▸ **Entries supplied**
<<<<
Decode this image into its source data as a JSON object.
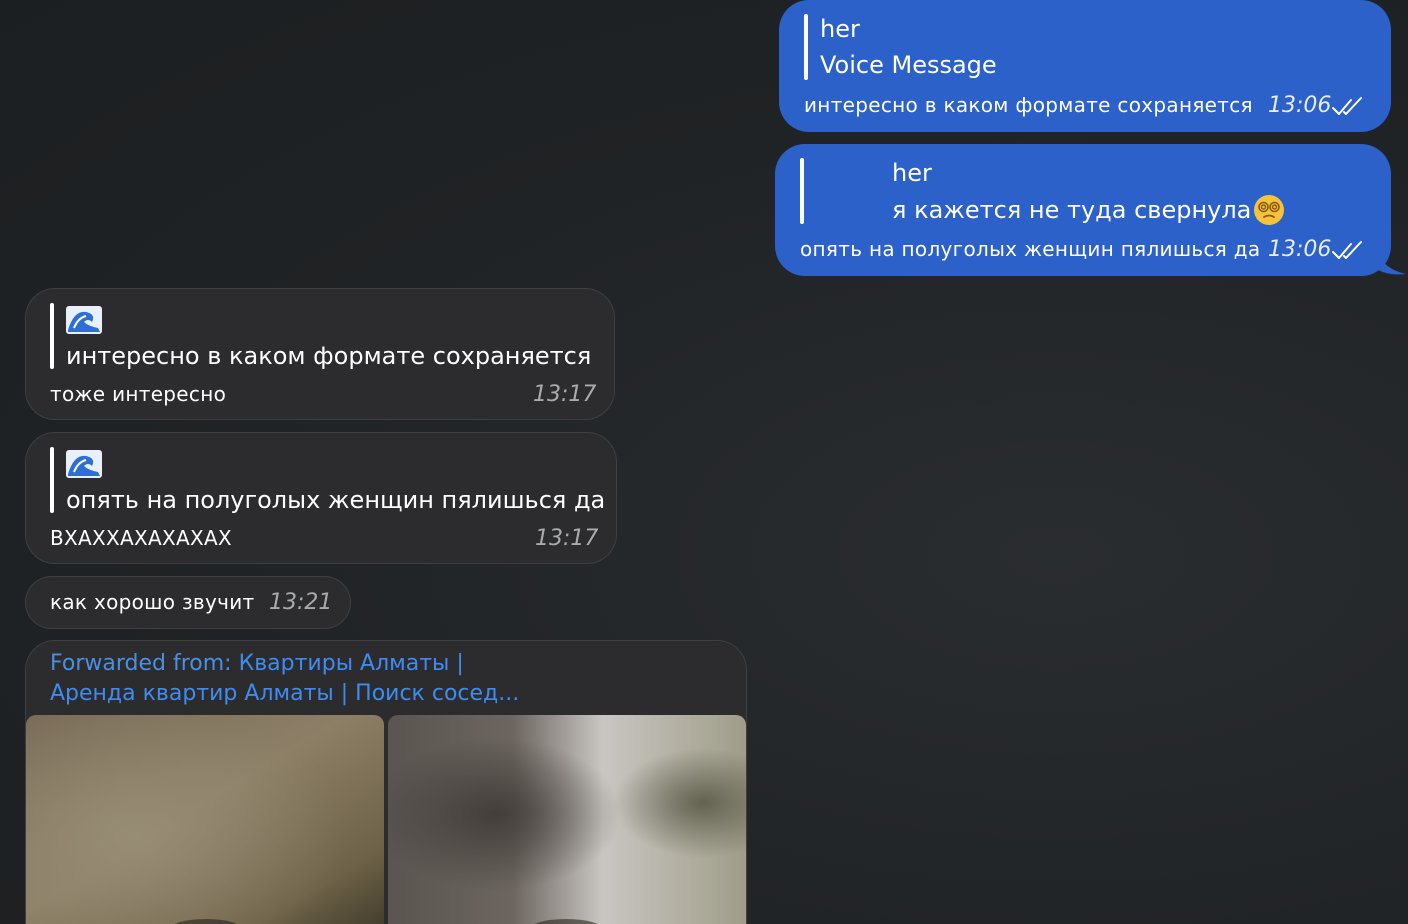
{
  "messages": {
    "out1": {
      "reply_name": "her",
      "reply_text": "Voice Message",
      "text": "интересно в каком формате сохраняется",
      "time": "13:06"
    },
    "out2": {
      "reply_name": "her",
      "reply_text": "я кажется не туда свернула",
      "reply_emoji": "dizzy-face-emoji",
      "text": "опять на полуголых женщин пялишься да",
      "time": "13:06"
    },
    "in1": {
      "reply_icon": "wave-emoji",
      "reply_text": "интересно в каком формате сохраняется",
      "text": "тоже интересно",
      "time": "13:17"
    },
    "in2": {
      "reply_icon": "wave-emoji",
      "reply_text": "опять на полуголых женщин пялишься да",
      "text": "ВХАХХАХАХАХАХ",
      "time": "13:17"
    },
    "in3": {
      "text": "как хорошо звучит",
      "time": "13:21"
    },
    "forward": {
      "label": "Forwarded from: ",
      "source_line1": "Квартиры Алматы |",
      "source_line2": "Аренда квартир Алматы | Поиск сосед..."
    }
  },
  "colors": {
    "outgoing_bubble": "#2b61c8",
    "incoming_bubble": "#2c2c2e",
    "link_blue": "#3e8cf0",
    "background": "#1f2224"
  }
}
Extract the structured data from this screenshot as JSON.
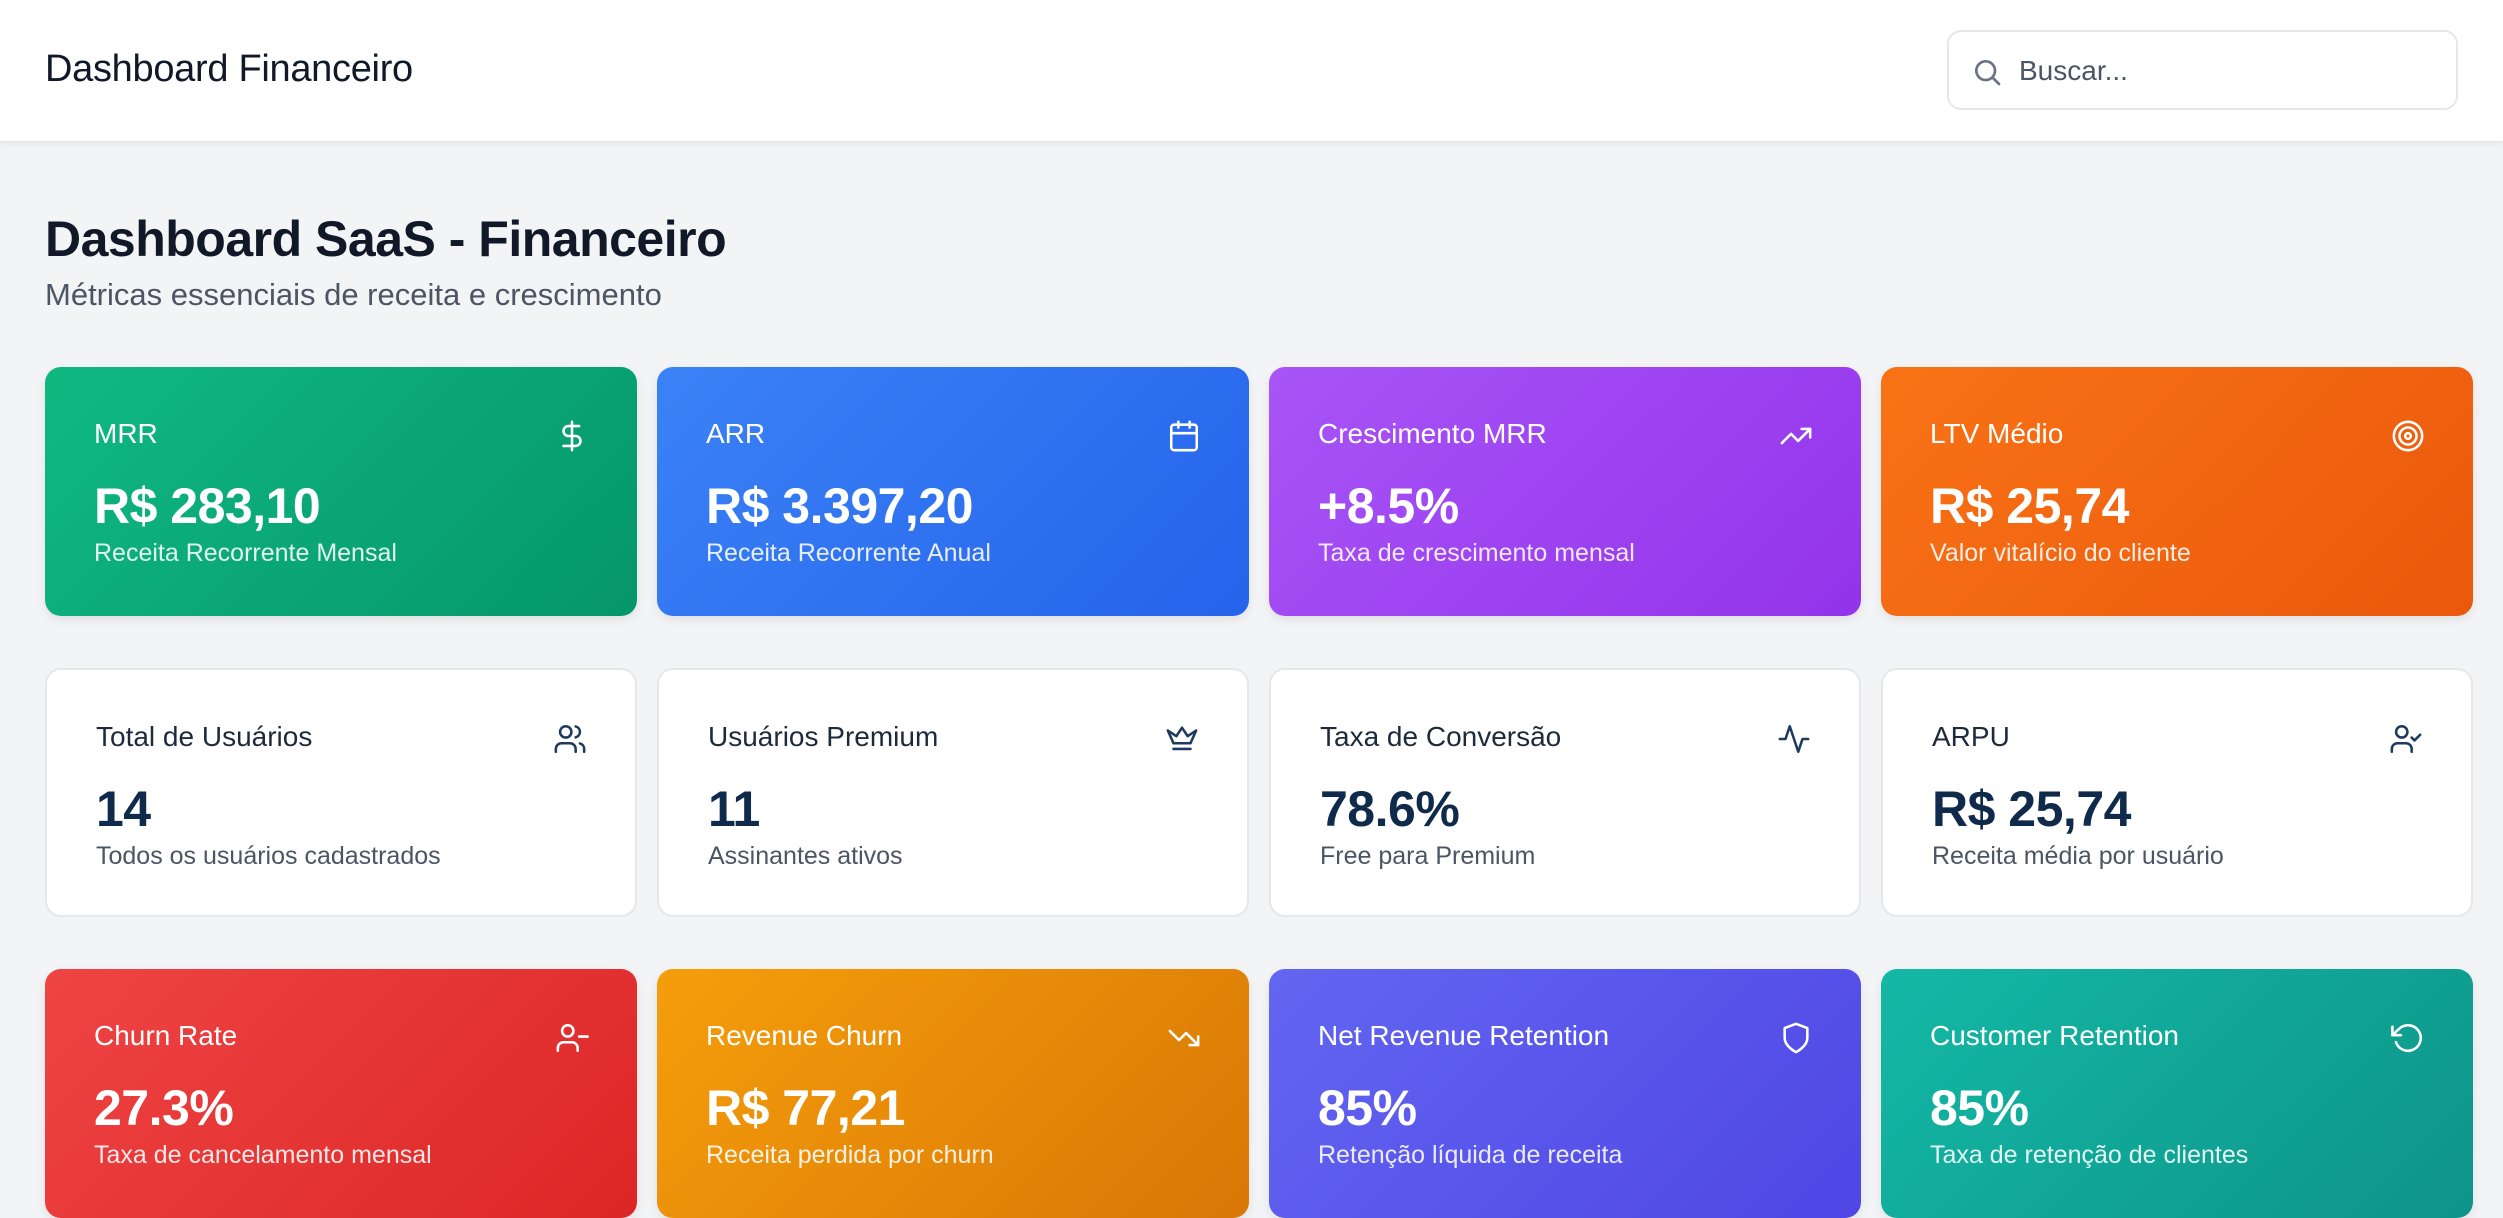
{
  "header": {
    "title": "Dashboard Financeiro",
    "search_placeholder": "Buscar..."
  },
  "page": {
    "title": "Dashboard SaaS - Financeiro",
    "subtitle": "Métricas essenciais de receita e crescimento"
  },
  "cards": [
    {
      "label": "MRR",
      "value": "R$ 283,10",
      "desc": "Receita Recorrente Mensal",
      "icon": "dollar-icon",
      "color": "#10b981"
    },
    {
      "label": "ARR",
      "value": "R$ 3.397,20",
      "desc": "Receita Recorrente Anual",
      "icon": "calendar-icon",
      "color": "#3b82f6"
    },
    {
      "label": "Crescimento MRR",
      "value": "+8.5%",
      "desc": "Taxa de crescimento mensal",
      "icon": "trending-up-icon",
      "color": "#a855f7"
    },
    {
      "label": "LTV Médio",
      "value": "R$ 25,74",
      "desc": "Valor vitalício do cliente",
      "icon": "target-icon",
      "color": "#f97316"
    },
    {
      "label": "Total de Usuários",
      "value": "14",
      "desc": "Todos os usuários cadastrados",
      "icon": "users-icon",
      "color": "#ffffff"
    },
    {
      "label": "Usuários Premium",
      "value": "11",
      "desc": "Assinantes ativos",
      "icon": "crown-icon",
      "color": "#ffffff"
    },
    {
      "label": "Taxa de Conversão",
      "value": "78.6%",
      "desc": "Free para Premium",
      "icon": "activity-icon",
      "color": "#ffffff"
    },
    {
      "label": "ARPU",
      "value": "R$ 25,74",
      "desc": "Receita média por usuário",
      "icon": "user-check-icon",
      "color": "#ffffff"
    },
    {
      "label": "Churn Rate",
      "value": "27.3%",
      "desc": "Taxa de cancelamento mensal",
      "icon": "user-minus-icon",
      "color": "#ef4444"
    },
    {
      "label": "Revenue Churn",
      "value": "R$ 77,21",
      "desc": "Receita perdida por churn",
      "icon": "trending-down-icon",
      "color": "#f59e0b"
    },
    {
      "label": "Net Revenue Retention",
      "value": "85%",
      "desc": "Retenção líquida de receita",
      "icon": "shield-icon",
      "color": "#6366f1"
    },
    {
      "label": "Customer Retention",
      "value": "85%",
      "desc": "Taxa de retenção de clientes",
      "icon": "rotate-ccw-icon",
      "color": "#14b8a6"
    }
  ]
}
>>>>
▸ **Given task**
Reproduce the material above in full, exactly, with no images.

▸ **The response**
Decode this image into its source data as a JSON object.
{
  "messages": {
    "out1": {
      "reply_name": "her",
      "reply_text": "Voice Message",
      "text": "интересно в каком формате сохраняется",
      "time": "13:06"
    },
    "out2": {
      "reply_name": "her",
      "reply_text": "я кажется не туда свернула",
      "reply_emoji": "dizzy-face-emoji",
      "text": "опять на полуголых женщин пялишься да",
      "time": "13:06"
    },
    "in1": {
      "reply_icon": "wave-emoji",
      "reply_text": "интересно в каком формате сохраняется",
      "text": "тоже интересно",
      "time": "13:17"
    },
    "in2": {
      "reply_icon": "wave-emoji",
      "reply_text": "опять на полуголых женщин пялишься да",
      "text": "ВХАХХАХАХАХАХ",
      "time": "13:17"
    },
    "in3": {
      "text": "как хорошо звучит",
      "time": "13:21"
    },
    "forward": {
      "label": "Forwarded from: ",
      "source_line1": "Квартиры Алматы |",
      "source_line2": "Аренда квартир Алматы | Поиск сосед..."
    }
  },
  "colors": {
    "outgoing_bubble": "#2b61c8",
    "incoming_bubble": "#2c2c2e",
    "link_blue": "#3e8cf0",
    "background": "#1f2224"
  }
}
Extract the structured data from this screenshot as JSON.
{
  "header": {
    "title": "Dashboard Financeiro",
    "search_placeholder": "Buscar..."
  },
  "page": {
    "title": "Dashboard SaaS - Financeiro",
    "subtitle": "Métricas essenciais de receita e crescimento"
  },
  "cards": [
    {
      "label": "MRR",
      "value": "R$ 283,10",
      "desc": "Receita Recorrente Mensal",
      "icon": "dollar-icon",
      "color": "#10b981"
    },
    {
      "label": "ARR",
      "value": "R$ 3.397,20",
      "desc": "Receita Recorrente Anual",
      "icon": "calendar-icon",
      "color": "#3b82f6"
    },
    {
      "label": "Crescimento MRR",
      "value": "+8.5%",
      "desc": "Taxa de crescimento mensal",
      "icon": "trending-up-icon",
      "color": "#a855f7"
    },
    {
      "label": "LTV Médio",
      "value": "R$ 25,74",
      "desc": "Valor vitalício do cliente",
      "icon": "target-icon",
      "color": "#f97316"
    },
    {
      "label": "Total de Usuários",
      "value": "14",
      "desc": "Todos os usuários cadastrados",
      "icon": "users-icon",
      "color": "#ffffff"
    },
    {
      "label": "Usuários Premium",
      "value": "11",
      "desc": "Assinantes ativos",
      "icon": "crown-icon",
      "color": "#ffffff"
    },
    {
      "label": "Taxa de Conversão",
      "value": "78.6%",
      "desc": "Free para Premium",
      "icon": "activity-icon",
      "color": "#ffffff"
    },
    {
      "label": "ARPU",
      "value": "R$ 25,74",
      "desc": "Receita média por usuário",
      "icon": "user-check-icon",
      "color": "#ffffff"
    },
    {
      "label": "Churn Rate",
      "value": "27.3%",
      "desc": "Taxa de cancelamento mensal",
      "icon": "user-minus-icon",
      "color": "#ef4444"
    },
    {
      "label": "Revenue Churn",
      "value": "R$ 77,21",
      "desc": "Receita perdida por churn",
      "icon": "trending-down-icon",
      "color": "#f59e0b"
    },
    {
      "label": "Net Revenue Retention",
      "value": "85%",
      "desc": "Retenção líquida de receita",
      "icon": "shield-icon",
      "color": "#6366f1"
    },
    {
      "label": "Customer Retention",
      "value": "85%",
      "desc": "Taxa de retenção de clientes",
      "icon": "rotate-ccw-icon",
      "color": "#14b8a6"
    }
  ]
}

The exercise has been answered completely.